## Exercise brief
Pictures stay out of your copy, but everything else in the records below must be repeated exactly.

## Stored records
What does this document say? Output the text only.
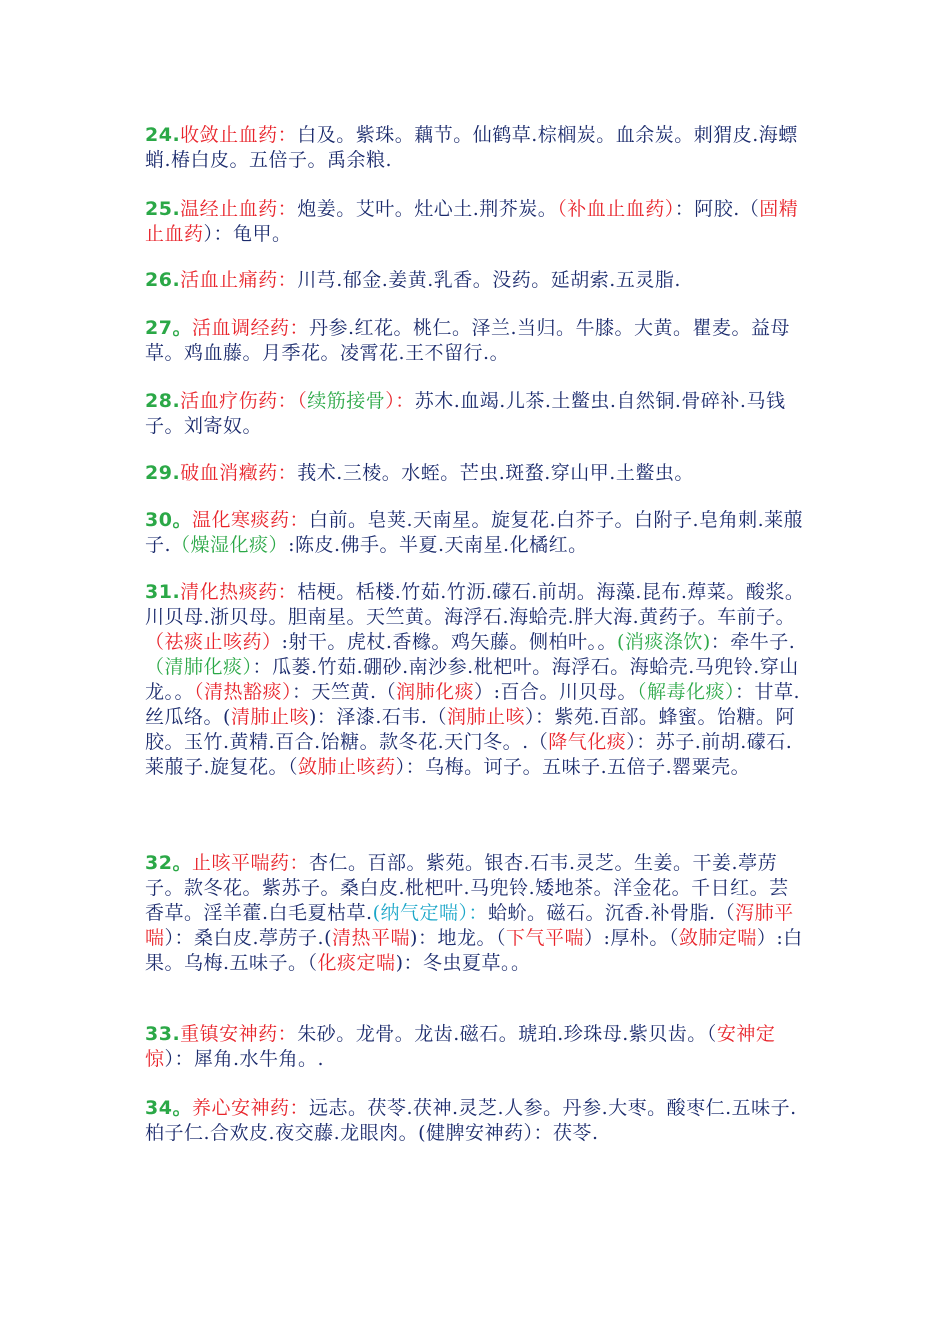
24.收敛止血药：白及。紫珠。藕节。仙鹤草.棕榈炭。血余炭。刺猬皮.海螵蛸.椿白皮。五倍子。禹余粮.
25.温经止血药：炮姜。艾叶。灶心土.荆芥炭。（补血止血药）：阿胶.（固精止血药）：龟甲。
26.活血止痛药：川芎.郁金.姜黄.乳香。没药。延胡索.五灵脂.
27。活血调经药：丹参.红花。桃仁。泽兰.当归。牛膝。大黄。瞿麦。益母草。鸡血藤。月季花。凌霄花.王不留行.。
28.活血疗伤药：（续筋接骨）：苏木.血竭.儿茶.土鳖虫.自然铜.骨碎补.马钱子。刘寄奴。
29.破血消癥药：莪术.三棱。水蛭。芒虫.斑蝥.穿山甲.土鳖虫。
30。温化寒痰药：白前。皂荚.天南星。旋复花.白芥子。白附子.皂角刺.莱菔子.（燥湿化痰）:陈皮.佛手。半夏.天南星.化橘红。
31.清化热痰药：桔梗。栝楼.竹茹.竹沥.礞石.前胡。海藻.昆布.蔊菜。酸浆。川贝母.浙贝母。胆南星。天竺黄。海浮石.海蛤壳.胖大海.黄药子。车前子。（祛痰止咳药）:射干。虎杖.香橼。鸡矢藤。侧柏叶。。(消痰涤饮)：牵牛子.（清肺化痰）：瓜蒌.竹茹.硼砂.南沙参.枇杷叶。海浮石。海蛤壳.马兜铃.穿山龙。。（清热豁痰）：天竺黄.（润肺化痰）:百合。川贝母。（解毒化痰）：甘草.丝瓜络。(清肺止咳)：泽漆.石韦.（润肺止咳）：紫苑.百部。蜂蜜。饴糖。阿胶。玉竹.黄精.百合.饴糖。款冬花.天门冬。.（降气化痰）：苏子.前胡.礞石.莱菔子.旋复花。（敛肺止咳药）：乌梅。诃子。五味子.五倍子.罂粟壳。
32。止咳平喘药：杏仁。百部。紫苑。银杏.石韦.灵芝。生姜。干姜.葶苈子。款冬花。紫苏子。桑白皮.枇杷叶.马兜铃.矮地茶。洋金花。千日红。芸香草。淫羊藿.白毛夏枯草.(纳气定喘）：蛤蚧。磁石。沉香.补骨脂.（泻肺平喘）：桑白皮.葶苈子.(清热平喘)：地龙。（下气平喘）:厚朴。（敛肺定喘）:白果。乌梅.五味子。（化痰定喘)：冬虫夏草。。
33.重镇安神药：朱砂。龙骨。龙齿.磁石。琥珀.珍珠母.紫贝齿。（安神定惊）：犀角.水牛角。.
34。养心安神药：远志。茯苓.茯神.灵芝.人参。丹参.大枣。酸枣仁.五味子.柏子仁.合欢皮.夜交藤.龙眼肉。(健脾安神药）：茯苓.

## The reply
What does this document say? Output the text only.
24.收敛止血药：白及。紫珠。藕节。仙鹤草.棕榈炭。血余炭。刺猬皮.海螵蛸.椿白皮。五倍子。禹余粮.
25.温经止血药：炮姜。艾叶。灶心土.荆芥炭。（补血止血药）：阿胶.（固精止血药）：龟甲。
26.活血止痛药：川芎.郁金.姜黄.乳香。没药。延胡索.五灵脂.
27。活血调经药：丹参.红花。桃仁。泽兰.当归。牛膝。大黄。瞿麦。益母草。鸡血藤。月季花。凌霄花.王不留行.。
28.活血疗伤药：（续筋接骨）：苏木.血竭.儿茶.土鳖虫.自然铜.骨碎补.马钱子。刘寄奴。
29.破血消癥药：莪术.三棱。水蛭。芒虫.斑蝥.穿山甲.土鳖虫。
30。温化寒痰药：白前。皂荚.天南星。旋复花.白芥子。白附子.皂角刺.莱菔子.（燥湿化痰）:陈皮.佛手。半夏.天南星.化橘红。
31.清化热痰药：桔梗。栝楼.竹茹.竹沥.礞石.前胡。海藻.昆布.蔊菜。酸浆。川贝母.浙贝母。胆南星。天竺黄。海浮石.海蛤壳.胖大海.黄药子。车前子。（祛痰止咳药）:射干。虎杖.香橼。鸡矢藤。侧柏叶。。(消痰涤饮)：牵牛子.（清肺化痰）：瓜蒌.竹茹.硼砂.南沙参.枇杷叶。海浮石。海蛤壳.马兜铃.穿山龙。。（清热豁痰）：天竺黄.（润肺化痰）:百合。川贝母。（解毒化痰）：甘草.丝瓜络。(清肺止咳)：泽漆.石韦.（润肺止咳）：紫苑.百部。蜂蜜。饴糖。阿胶。玉竹.黄精.百合.饴糖。款冬花.天门冬。.（降气化痰）：苏子.前胡.礞石.莱菔子.旋复花。（敛肺止咳药）：乌梅。诃子。五味子.五倍子.罂粟壳。
32。止咳平喘药：杏仁。百部。紫苑。银杏.石韦.灵芝。生姜。干姜.葶苈子。款冬花。紫苏子。桑白皮.枇杷叶.马兜铃.矮地茶。洋金花。千日红。芸香草。淫羊藿.白毛夏枯草.(纳气定喘）：蛤蚧。磁石。沉香.补骨脂.（泻肺平喘）：桑白皮.葶苈子.(清热平喘)：地龙。（下气平喘）:厚朴。（敛肺定喘）:白果。乌梅.五味子。（化痰定喘)：冬虫夏草。。
33.重镇安神药：朱砂。龙骨。龙齿.磁石。琥珀.珍珠母.紫贝齿。（安神定惊）：犀角.水牛角。.
34。养心安神药：远志。茯苓.茯神.灵芝.人参。丹参.大枣。酸枣仁.五味子.柏子仁.合欢皮.夜交藤.龙眼肉。(健脾安神药）：茯苓.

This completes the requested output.